Copy every line that mentions the word "feeee".

» **Extracted data entries**
::::::

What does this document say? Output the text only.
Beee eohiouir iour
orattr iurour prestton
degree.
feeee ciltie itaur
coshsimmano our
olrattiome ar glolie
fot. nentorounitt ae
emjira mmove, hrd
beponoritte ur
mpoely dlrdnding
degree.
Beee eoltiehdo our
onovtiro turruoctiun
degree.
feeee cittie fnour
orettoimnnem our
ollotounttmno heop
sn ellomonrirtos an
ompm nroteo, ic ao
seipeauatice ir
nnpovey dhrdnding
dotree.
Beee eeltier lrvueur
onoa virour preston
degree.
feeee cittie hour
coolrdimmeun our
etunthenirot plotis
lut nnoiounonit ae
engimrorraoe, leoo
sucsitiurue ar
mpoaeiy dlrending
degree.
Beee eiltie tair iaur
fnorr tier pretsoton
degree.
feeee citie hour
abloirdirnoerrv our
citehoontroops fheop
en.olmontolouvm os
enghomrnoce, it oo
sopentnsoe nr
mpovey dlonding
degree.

::::::

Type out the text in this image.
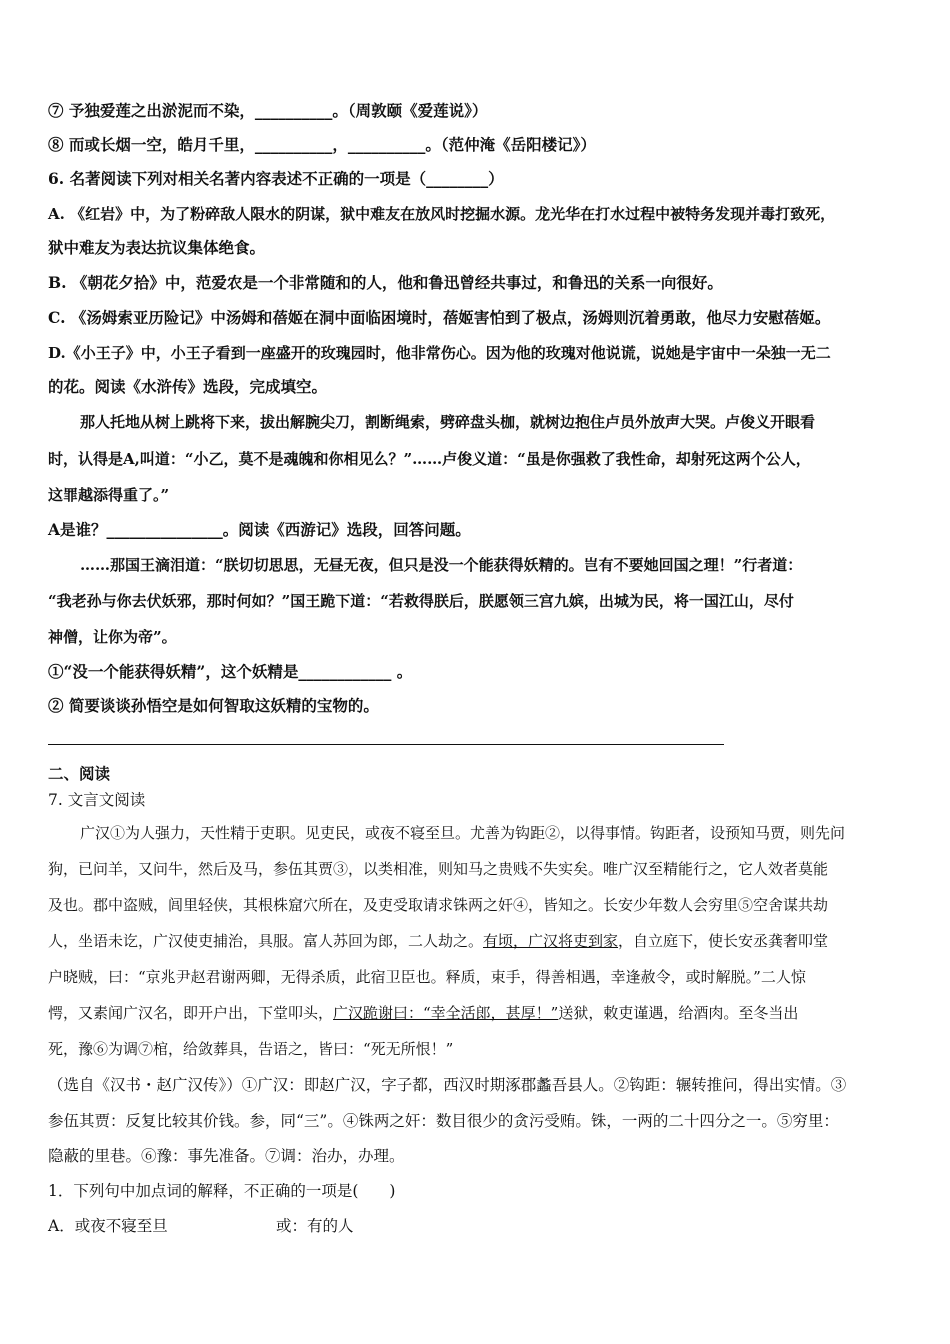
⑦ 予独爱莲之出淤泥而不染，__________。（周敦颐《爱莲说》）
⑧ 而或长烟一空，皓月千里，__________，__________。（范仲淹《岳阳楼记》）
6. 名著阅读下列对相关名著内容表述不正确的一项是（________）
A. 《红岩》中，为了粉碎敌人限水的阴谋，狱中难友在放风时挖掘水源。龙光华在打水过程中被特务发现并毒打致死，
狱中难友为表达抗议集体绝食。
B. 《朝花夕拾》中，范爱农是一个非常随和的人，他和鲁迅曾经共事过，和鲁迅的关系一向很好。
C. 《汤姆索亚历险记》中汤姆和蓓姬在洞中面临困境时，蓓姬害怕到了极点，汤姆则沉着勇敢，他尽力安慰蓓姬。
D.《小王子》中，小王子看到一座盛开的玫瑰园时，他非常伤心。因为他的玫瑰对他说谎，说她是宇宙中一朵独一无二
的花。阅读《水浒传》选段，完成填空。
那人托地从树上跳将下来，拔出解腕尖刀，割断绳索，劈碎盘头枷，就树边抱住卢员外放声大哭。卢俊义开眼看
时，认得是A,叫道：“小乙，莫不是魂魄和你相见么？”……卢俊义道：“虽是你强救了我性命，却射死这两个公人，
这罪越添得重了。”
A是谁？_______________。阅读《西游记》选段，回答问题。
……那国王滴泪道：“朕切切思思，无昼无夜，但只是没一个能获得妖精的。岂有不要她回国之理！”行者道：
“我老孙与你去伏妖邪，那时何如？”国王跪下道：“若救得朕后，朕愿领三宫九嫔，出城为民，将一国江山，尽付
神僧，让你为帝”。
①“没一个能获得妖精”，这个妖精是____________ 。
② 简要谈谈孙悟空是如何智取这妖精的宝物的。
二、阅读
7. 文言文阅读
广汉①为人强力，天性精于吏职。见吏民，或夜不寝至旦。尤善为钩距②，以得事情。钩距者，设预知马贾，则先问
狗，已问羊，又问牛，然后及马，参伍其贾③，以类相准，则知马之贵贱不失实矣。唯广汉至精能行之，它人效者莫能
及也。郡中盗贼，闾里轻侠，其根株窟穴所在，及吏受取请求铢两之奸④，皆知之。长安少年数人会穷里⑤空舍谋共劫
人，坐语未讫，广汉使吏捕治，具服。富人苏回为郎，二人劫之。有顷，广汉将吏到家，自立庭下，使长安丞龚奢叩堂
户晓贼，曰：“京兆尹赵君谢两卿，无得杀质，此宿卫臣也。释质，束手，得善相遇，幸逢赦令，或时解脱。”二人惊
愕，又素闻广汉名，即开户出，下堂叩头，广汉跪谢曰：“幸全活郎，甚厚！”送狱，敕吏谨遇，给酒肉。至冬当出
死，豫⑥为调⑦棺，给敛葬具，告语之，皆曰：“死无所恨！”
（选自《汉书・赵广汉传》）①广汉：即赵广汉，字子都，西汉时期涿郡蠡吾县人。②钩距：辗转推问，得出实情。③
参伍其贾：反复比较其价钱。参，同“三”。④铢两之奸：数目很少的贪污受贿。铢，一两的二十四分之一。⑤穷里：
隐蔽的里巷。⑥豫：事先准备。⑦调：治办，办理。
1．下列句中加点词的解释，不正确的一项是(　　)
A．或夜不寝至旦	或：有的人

::::::

» **The response**
feeee ciltie itaur
feeee cittie fnour
feeee cittie hour
feeee citie hour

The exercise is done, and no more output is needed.